Task details. Pull out every line in the data that has the string "icon" in it.

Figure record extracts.

####################

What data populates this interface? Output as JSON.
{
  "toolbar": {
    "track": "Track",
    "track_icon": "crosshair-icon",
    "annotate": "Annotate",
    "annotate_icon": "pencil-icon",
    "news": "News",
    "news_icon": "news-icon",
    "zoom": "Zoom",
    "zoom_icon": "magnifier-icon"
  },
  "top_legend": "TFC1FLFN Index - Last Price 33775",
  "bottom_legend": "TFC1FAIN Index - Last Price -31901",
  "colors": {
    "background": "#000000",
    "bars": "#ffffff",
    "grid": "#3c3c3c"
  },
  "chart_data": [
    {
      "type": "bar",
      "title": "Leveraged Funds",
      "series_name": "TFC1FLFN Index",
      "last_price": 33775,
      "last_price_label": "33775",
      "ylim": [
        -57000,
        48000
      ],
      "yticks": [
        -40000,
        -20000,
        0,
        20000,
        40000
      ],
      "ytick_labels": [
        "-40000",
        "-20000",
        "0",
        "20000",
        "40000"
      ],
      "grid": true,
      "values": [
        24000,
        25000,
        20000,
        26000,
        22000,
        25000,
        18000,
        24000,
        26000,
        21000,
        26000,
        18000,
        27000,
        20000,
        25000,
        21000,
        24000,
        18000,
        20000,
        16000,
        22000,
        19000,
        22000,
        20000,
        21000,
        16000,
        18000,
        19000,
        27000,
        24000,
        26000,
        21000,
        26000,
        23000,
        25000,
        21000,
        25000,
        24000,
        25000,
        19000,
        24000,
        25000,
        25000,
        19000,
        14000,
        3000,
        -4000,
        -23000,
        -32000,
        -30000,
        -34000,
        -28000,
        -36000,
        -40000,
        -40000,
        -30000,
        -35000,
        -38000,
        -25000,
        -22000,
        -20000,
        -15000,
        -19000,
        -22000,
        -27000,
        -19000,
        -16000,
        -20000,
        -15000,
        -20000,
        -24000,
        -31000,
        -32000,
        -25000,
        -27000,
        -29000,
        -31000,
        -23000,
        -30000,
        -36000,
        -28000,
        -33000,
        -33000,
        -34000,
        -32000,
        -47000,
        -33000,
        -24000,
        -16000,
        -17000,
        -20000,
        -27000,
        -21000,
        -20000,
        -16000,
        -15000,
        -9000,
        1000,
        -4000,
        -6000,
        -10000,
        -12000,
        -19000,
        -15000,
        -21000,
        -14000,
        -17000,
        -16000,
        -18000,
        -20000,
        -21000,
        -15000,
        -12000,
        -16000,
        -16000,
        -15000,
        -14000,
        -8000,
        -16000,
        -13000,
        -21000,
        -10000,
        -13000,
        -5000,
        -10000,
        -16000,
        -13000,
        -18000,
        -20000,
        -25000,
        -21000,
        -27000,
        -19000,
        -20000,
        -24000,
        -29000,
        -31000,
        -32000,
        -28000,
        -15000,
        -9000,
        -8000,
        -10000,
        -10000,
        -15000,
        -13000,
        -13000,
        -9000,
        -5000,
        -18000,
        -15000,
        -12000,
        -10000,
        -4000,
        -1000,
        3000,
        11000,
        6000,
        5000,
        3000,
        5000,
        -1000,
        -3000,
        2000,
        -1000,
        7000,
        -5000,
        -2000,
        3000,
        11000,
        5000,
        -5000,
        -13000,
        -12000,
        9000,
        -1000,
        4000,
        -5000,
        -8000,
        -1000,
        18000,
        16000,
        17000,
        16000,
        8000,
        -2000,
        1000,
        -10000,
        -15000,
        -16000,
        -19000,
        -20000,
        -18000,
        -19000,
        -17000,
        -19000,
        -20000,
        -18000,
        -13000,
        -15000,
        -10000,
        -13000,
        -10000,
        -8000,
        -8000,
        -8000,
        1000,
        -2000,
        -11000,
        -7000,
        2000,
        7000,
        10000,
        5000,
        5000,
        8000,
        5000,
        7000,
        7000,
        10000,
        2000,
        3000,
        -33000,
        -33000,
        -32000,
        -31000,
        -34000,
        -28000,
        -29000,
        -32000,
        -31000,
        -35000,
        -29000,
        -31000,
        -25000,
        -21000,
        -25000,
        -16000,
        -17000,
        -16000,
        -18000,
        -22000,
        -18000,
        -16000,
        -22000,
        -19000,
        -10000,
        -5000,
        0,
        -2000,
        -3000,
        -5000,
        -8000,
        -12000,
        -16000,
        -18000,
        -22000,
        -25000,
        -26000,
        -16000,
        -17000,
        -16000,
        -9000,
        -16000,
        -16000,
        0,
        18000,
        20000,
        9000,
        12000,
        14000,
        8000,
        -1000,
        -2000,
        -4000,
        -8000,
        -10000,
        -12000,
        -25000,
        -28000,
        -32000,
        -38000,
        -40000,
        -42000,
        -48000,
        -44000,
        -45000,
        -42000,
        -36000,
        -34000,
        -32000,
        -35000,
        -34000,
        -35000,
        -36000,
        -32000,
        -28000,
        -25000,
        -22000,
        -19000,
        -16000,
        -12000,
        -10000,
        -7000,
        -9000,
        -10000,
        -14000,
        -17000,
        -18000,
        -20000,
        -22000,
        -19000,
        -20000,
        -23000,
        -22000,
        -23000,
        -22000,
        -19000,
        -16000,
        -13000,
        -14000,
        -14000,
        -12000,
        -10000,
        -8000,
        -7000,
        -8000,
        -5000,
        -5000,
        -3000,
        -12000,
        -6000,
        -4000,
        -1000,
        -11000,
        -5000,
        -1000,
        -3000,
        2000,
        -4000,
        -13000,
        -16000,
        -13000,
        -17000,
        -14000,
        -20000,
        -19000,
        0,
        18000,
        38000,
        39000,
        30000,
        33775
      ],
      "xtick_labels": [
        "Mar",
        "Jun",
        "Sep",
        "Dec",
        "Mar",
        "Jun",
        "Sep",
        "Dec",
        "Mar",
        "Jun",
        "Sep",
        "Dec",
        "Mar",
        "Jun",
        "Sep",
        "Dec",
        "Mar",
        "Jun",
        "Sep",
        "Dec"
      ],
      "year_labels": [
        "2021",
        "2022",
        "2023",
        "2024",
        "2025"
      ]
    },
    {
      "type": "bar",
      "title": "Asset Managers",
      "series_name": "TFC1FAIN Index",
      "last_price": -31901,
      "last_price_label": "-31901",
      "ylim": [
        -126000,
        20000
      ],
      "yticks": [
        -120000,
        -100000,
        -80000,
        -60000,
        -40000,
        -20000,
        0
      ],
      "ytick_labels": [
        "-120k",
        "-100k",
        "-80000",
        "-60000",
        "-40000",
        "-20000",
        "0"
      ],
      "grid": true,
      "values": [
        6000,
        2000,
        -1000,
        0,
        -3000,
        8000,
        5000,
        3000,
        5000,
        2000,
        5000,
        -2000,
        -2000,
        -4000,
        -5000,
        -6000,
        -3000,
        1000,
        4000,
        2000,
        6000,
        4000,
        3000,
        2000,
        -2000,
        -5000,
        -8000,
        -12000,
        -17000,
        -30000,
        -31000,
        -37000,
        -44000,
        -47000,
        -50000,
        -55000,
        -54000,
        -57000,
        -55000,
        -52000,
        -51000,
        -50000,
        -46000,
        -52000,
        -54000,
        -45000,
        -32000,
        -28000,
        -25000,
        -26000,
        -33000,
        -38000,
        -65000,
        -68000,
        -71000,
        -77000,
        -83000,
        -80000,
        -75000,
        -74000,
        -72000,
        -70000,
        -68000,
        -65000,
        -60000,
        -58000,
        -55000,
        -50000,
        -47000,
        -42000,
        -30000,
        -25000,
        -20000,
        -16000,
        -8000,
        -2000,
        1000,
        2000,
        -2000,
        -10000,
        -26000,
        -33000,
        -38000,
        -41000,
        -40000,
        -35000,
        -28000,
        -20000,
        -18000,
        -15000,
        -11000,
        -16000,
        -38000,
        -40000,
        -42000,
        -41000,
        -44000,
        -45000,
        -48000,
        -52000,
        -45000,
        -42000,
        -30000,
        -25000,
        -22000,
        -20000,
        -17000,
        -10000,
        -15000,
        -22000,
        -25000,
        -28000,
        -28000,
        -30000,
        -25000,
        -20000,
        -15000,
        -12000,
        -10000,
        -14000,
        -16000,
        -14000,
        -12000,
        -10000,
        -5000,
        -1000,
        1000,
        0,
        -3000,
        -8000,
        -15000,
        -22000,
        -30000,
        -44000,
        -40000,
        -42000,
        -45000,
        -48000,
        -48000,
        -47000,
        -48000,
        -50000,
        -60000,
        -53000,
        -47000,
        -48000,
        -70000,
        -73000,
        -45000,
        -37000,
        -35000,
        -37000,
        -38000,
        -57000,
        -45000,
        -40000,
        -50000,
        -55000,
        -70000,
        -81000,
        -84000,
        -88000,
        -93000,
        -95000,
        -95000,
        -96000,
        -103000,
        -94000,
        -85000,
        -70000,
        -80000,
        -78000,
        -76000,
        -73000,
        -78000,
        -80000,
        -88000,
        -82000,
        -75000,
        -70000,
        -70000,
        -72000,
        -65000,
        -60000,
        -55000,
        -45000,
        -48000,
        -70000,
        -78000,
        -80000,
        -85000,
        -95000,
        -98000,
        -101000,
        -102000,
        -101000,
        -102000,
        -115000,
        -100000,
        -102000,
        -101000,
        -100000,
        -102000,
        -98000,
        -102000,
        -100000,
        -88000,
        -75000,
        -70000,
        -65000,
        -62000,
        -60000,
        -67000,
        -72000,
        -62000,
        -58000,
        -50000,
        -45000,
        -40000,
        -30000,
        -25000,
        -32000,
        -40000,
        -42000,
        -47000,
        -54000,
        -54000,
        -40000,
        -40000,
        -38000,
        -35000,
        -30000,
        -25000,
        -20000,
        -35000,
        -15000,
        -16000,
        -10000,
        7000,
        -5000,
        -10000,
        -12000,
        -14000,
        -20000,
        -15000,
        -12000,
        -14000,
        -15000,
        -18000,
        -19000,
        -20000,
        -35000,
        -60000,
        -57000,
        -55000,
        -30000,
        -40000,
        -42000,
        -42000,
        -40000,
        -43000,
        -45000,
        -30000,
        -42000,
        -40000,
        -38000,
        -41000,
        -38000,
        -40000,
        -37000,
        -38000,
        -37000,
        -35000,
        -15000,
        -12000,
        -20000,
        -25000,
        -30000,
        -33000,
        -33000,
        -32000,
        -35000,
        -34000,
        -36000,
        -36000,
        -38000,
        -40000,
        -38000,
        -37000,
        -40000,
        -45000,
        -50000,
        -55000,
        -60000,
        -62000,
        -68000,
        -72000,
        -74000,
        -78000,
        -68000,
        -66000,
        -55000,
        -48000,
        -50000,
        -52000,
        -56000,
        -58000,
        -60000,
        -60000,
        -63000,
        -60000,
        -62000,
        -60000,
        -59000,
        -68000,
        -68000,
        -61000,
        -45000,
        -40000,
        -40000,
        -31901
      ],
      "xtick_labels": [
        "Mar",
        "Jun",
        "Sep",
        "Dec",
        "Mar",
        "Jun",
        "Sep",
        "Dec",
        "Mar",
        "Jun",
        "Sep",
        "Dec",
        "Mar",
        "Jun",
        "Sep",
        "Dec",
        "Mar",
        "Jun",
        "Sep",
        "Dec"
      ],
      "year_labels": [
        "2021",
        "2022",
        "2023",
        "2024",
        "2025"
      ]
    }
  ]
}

####################

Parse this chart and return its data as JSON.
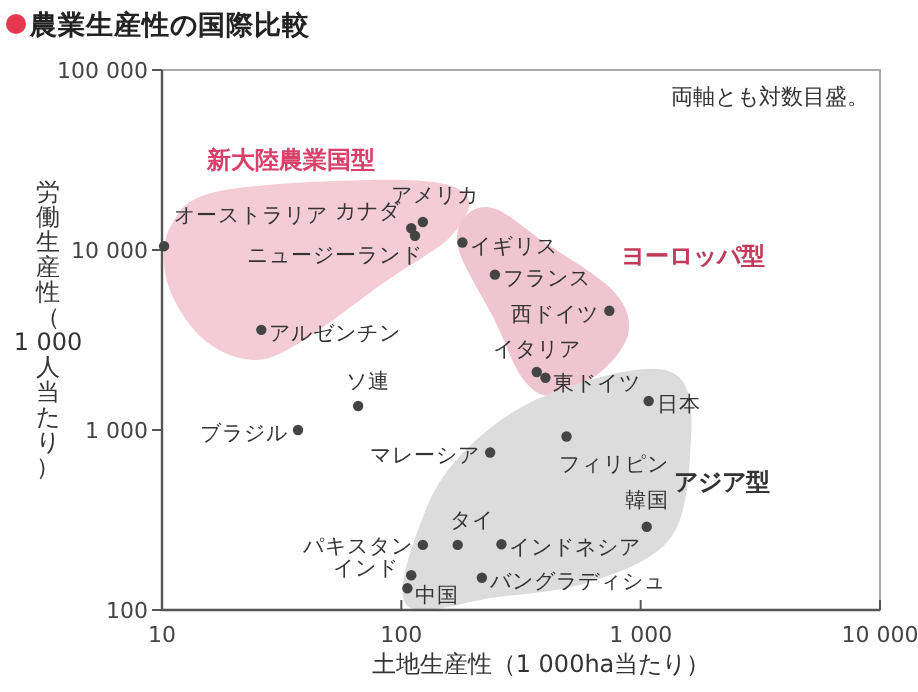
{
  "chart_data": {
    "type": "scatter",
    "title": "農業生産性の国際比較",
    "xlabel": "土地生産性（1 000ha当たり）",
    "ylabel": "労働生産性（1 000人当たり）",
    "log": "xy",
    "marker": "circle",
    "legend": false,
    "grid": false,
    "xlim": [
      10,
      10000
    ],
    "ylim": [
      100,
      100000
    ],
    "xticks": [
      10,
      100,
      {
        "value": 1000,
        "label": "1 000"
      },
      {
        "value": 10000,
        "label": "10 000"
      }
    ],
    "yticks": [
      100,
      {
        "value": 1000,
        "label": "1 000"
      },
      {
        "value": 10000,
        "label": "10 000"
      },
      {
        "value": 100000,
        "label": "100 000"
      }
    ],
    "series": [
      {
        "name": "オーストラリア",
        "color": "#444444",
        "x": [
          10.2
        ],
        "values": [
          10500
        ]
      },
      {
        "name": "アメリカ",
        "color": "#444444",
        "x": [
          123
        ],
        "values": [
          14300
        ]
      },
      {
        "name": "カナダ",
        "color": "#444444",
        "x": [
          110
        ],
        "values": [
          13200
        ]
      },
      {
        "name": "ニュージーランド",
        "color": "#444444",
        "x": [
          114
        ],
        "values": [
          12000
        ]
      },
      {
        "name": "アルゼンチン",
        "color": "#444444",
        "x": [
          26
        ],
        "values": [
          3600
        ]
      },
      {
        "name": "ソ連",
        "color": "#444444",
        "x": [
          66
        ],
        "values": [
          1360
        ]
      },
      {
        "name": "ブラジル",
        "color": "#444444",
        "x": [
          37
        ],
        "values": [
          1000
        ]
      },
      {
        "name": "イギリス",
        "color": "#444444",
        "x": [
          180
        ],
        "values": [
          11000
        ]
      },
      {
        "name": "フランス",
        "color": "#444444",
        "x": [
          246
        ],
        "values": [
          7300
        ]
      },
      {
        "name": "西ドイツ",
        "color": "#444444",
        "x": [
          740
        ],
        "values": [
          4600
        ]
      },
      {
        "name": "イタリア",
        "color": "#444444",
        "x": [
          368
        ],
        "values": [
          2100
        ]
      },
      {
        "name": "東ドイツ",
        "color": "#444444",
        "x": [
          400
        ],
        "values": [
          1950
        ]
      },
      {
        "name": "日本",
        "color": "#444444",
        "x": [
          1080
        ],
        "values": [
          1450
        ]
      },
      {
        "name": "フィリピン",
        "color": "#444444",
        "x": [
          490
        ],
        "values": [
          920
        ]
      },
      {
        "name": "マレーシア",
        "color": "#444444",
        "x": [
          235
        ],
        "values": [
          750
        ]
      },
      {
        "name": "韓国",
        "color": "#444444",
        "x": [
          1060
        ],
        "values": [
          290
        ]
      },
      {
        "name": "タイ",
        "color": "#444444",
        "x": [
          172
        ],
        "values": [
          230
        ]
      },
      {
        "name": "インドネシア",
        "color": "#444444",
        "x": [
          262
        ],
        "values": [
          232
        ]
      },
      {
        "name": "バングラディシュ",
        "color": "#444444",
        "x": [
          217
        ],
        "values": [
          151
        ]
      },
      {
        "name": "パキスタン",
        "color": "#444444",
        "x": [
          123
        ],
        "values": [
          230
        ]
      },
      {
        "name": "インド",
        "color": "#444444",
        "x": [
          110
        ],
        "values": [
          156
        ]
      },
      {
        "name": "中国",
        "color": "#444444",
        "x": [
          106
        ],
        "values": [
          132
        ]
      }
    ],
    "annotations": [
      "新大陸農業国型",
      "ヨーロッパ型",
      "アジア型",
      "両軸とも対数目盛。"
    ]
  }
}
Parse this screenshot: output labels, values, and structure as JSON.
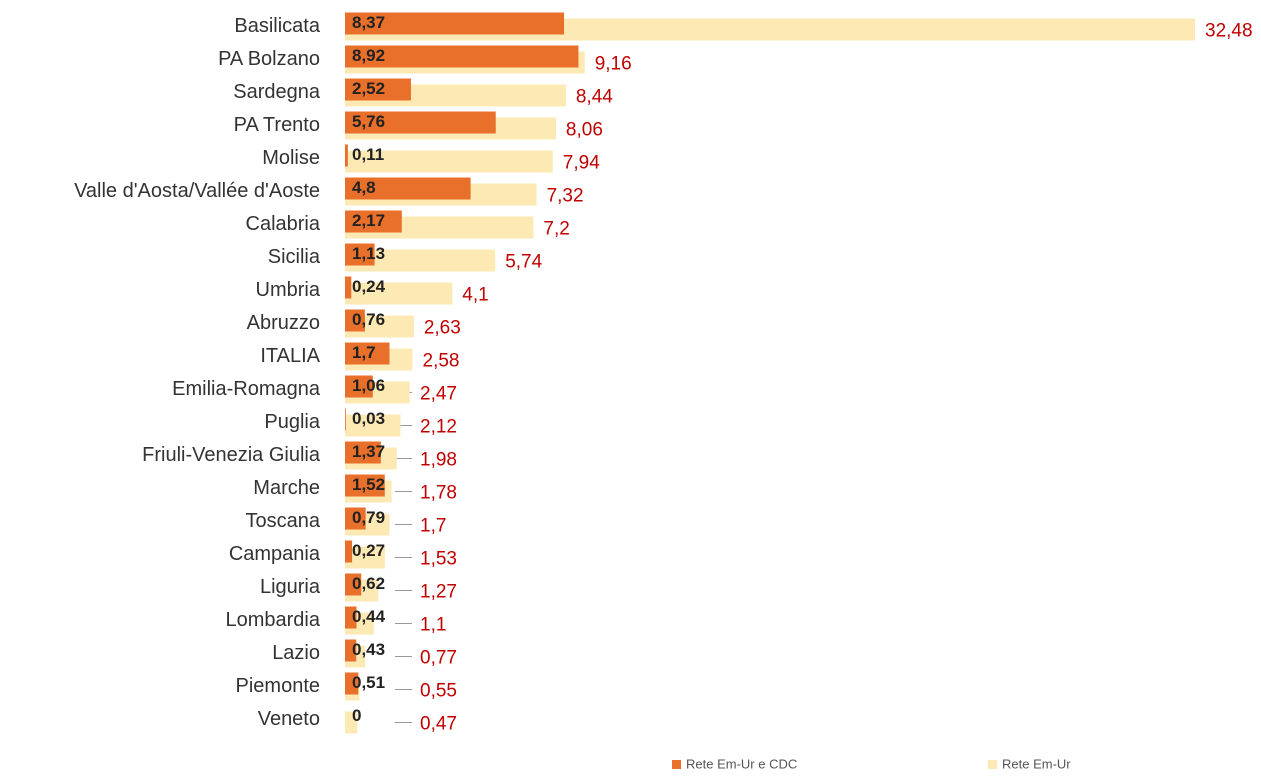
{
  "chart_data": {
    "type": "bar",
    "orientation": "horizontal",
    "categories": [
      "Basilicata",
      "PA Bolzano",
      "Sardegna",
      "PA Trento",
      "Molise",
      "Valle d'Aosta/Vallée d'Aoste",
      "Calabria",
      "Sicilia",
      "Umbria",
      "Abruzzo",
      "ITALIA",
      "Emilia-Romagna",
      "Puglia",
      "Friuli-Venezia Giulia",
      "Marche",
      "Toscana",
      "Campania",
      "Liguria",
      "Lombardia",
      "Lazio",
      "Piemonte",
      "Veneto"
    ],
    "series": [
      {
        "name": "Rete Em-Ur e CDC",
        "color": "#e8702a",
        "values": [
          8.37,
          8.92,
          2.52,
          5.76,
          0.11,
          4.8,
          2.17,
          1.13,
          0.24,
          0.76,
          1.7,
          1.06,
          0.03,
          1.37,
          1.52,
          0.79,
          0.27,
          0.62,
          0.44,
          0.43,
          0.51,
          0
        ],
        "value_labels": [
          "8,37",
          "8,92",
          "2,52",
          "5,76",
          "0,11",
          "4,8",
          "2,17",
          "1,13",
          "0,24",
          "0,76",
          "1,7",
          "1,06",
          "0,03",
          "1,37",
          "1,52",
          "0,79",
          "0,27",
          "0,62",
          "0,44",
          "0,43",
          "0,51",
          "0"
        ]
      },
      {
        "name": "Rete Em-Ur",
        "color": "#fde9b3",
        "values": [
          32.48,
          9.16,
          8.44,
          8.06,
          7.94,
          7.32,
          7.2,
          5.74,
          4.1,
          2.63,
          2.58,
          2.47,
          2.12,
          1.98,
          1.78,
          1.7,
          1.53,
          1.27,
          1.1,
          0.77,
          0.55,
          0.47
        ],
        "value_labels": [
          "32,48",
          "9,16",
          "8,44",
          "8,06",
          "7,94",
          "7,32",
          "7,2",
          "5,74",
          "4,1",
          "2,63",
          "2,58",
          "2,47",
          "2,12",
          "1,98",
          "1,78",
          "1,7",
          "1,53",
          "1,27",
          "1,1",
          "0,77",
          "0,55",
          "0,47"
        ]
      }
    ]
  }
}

####################

Solution for this task.
    "track_icon": "crosshair-icon",
    "annotate_icon": "pencil-icon",
    "news_icon": "news-icon",
    "zoom_icon": "magnifier-icon"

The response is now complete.